Given request:
Select the lines below containing the word "sound".

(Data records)
───
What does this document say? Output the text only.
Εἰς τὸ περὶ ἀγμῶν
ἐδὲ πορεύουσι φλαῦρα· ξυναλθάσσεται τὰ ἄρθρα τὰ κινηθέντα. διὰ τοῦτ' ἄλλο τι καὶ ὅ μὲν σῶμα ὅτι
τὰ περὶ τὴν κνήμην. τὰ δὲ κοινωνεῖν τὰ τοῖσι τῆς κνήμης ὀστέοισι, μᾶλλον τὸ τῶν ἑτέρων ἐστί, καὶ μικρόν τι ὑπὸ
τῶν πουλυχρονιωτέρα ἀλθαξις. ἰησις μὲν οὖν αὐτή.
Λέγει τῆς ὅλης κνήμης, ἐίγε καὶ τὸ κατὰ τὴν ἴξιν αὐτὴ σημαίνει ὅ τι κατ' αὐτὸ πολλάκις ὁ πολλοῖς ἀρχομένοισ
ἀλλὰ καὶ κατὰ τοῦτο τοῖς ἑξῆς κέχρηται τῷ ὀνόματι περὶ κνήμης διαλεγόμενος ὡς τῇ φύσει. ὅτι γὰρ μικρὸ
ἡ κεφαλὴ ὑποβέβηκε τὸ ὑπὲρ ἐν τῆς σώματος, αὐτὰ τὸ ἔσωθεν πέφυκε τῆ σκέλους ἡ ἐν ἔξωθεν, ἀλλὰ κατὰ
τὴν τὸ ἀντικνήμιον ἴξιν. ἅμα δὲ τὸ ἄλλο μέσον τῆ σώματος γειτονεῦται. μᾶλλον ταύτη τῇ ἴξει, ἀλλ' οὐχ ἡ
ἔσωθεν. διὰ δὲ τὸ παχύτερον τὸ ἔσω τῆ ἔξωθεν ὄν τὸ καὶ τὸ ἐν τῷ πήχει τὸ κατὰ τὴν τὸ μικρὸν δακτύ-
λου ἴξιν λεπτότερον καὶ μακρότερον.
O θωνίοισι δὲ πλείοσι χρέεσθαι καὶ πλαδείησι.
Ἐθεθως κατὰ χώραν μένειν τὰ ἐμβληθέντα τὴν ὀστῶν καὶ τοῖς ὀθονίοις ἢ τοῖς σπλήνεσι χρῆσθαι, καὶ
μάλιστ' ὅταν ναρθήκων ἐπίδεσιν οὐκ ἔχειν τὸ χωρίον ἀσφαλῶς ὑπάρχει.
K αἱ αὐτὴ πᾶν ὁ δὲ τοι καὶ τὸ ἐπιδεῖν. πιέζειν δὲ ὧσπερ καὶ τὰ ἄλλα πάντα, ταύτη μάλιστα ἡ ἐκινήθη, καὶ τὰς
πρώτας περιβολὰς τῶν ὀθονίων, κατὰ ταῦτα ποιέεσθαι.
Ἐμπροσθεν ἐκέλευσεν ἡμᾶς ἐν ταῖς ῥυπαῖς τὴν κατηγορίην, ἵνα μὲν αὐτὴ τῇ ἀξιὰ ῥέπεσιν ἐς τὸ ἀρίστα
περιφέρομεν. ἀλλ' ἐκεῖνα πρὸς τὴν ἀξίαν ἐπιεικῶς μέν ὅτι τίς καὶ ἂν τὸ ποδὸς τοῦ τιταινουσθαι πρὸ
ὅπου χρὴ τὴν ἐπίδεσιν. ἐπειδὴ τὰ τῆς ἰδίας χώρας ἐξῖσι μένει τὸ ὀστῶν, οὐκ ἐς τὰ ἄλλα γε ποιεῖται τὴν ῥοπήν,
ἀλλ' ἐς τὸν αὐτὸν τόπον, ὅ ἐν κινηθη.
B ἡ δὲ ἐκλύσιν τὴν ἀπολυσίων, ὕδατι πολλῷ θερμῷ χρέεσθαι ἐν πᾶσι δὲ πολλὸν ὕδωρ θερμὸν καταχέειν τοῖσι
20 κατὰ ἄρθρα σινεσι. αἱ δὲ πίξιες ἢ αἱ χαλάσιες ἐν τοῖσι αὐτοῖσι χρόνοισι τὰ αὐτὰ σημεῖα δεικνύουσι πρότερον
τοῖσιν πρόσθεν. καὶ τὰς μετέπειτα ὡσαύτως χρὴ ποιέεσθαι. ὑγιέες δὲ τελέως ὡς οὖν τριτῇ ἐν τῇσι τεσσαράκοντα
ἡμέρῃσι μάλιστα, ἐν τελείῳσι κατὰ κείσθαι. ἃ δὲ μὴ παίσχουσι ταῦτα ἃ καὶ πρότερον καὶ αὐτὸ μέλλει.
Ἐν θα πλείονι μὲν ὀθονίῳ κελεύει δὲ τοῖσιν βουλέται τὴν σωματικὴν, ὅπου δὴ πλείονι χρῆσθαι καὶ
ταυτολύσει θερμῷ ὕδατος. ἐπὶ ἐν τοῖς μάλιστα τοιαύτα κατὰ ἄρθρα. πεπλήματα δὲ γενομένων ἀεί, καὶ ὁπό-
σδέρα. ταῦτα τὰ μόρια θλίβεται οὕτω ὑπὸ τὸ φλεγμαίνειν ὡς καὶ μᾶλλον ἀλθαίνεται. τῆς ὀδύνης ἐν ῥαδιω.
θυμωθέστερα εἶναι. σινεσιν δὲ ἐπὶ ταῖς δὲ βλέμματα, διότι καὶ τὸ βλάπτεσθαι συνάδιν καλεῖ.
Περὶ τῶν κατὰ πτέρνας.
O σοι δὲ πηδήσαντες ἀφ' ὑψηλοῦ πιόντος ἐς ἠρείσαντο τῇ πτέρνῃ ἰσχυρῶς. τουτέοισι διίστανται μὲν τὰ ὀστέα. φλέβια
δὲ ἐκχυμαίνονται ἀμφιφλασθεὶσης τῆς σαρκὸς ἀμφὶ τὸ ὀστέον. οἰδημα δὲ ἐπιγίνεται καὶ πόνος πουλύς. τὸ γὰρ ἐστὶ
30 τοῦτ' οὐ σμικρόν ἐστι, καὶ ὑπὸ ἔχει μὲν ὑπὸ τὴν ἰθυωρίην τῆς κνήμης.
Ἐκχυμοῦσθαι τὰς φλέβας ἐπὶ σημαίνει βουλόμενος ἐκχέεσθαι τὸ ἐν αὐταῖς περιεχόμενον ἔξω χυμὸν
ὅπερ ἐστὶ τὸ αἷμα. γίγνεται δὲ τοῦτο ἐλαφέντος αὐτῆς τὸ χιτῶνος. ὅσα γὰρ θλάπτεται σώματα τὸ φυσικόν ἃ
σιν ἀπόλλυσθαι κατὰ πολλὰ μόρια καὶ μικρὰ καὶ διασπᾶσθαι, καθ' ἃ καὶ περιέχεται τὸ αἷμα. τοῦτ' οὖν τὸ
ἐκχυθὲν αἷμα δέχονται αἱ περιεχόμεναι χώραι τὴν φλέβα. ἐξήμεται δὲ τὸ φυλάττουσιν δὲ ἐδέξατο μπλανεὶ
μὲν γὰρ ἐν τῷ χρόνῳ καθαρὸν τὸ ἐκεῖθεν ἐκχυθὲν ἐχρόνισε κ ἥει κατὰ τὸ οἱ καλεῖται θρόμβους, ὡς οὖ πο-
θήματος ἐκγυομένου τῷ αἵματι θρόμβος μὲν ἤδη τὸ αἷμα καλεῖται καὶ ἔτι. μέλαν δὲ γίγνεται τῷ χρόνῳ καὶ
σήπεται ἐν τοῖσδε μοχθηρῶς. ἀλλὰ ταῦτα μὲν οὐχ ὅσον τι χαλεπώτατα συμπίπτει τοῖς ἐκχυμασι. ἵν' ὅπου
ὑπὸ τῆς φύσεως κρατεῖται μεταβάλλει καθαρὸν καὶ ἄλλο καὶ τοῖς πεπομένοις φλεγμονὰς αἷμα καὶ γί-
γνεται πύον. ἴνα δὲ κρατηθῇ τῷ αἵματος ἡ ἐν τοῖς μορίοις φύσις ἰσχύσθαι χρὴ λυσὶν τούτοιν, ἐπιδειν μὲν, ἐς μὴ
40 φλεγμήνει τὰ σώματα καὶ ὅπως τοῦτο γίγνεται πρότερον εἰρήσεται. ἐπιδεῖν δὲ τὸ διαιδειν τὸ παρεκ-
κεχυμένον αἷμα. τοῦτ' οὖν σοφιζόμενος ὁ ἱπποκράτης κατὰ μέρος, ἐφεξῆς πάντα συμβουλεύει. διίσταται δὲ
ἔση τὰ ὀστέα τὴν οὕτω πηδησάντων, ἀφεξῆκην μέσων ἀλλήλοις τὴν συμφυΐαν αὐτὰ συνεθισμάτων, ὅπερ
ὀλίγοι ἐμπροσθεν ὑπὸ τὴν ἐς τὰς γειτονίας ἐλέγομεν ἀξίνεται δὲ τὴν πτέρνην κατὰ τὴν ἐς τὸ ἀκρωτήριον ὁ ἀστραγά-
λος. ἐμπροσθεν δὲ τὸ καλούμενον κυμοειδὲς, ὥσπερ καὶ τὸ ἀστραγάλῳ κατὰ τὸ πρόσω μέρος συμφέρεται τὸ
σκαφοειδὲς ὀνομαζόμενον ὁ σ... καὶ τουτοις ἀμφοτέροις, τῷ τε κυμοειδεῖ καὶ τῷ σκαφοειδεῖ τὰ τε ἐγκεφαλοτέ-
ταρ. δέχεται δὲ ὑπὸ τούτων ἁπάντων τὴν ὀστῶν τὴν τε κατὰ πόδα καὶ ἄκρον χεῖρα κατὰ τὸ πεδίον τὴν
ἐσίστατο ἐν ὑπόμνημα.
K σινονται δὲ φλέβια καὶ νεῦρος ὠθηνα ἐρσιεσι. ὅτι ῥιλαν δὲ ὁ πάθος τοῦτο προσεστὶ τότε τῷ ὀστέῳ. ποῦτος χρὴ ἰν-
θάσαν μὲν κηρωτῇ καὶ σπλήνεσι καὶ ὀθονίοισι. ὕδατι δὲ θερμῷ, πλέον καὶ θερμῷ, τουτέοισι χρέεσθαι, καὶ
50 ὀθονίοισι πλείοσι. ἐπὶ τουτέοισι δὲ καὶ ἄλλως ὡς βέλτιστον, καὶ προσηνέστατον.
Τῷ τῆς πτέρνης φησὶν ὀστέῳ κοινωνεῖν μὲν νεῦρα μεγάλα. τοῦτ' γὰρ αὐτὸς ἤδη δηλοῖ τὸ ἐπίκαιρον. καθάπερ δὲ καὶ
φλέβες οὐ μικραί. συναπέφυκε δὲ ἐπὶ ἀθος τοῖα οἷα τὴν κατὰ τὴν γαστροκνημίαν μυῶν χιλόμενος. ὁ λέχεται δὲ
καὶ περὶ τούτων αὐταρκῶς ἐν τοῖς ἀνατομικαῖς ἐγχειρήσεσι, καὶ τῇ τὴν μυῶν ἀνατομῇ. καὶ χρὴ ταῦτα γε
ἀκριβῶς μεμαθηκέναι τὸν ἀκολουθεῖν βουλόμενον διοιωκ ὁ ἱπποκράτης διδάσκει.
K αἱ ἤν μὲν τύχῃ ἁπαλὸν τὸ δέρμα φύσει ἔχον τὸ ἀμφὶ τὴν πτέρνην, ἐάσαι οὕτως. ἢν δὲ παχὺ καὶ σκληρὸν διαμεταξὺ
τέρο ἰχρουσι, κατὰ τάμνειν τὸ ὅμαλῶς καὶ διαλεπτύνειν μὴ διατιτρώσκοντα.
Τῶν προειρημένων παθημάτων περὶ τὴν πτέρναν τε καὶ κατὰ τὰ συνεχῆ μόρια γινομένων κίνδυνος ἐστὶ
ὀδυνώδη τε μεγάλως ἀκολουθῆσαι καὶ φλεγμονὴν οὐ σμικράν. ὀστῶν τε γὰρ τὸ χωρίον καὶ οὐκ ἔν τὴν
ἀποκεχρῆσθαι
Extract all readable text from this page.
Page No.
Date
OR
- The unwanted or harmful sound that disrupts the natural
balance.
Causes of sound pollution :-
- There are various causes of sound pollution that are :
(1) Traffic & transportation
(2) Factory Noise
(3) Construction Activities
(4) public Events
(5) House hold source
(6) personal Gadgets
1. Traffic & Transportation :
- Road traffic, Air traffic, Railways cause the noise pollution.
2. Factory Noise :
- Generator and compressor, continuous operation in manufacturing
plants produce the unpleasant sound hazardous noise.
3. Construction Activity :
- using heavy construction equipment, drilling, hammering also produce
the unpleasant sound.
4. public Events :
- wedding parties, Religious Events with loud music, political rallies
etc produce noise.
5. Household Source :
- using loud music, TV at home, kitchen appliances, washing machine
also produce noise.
───
Final answer:
- The unwanted or harmful sound that disrupts the natural
Causes of sound pollution :-
- There are various causes of sound pollution that are :
plants produce the unpleasant sound hazardous noise.
the unpleasant sound.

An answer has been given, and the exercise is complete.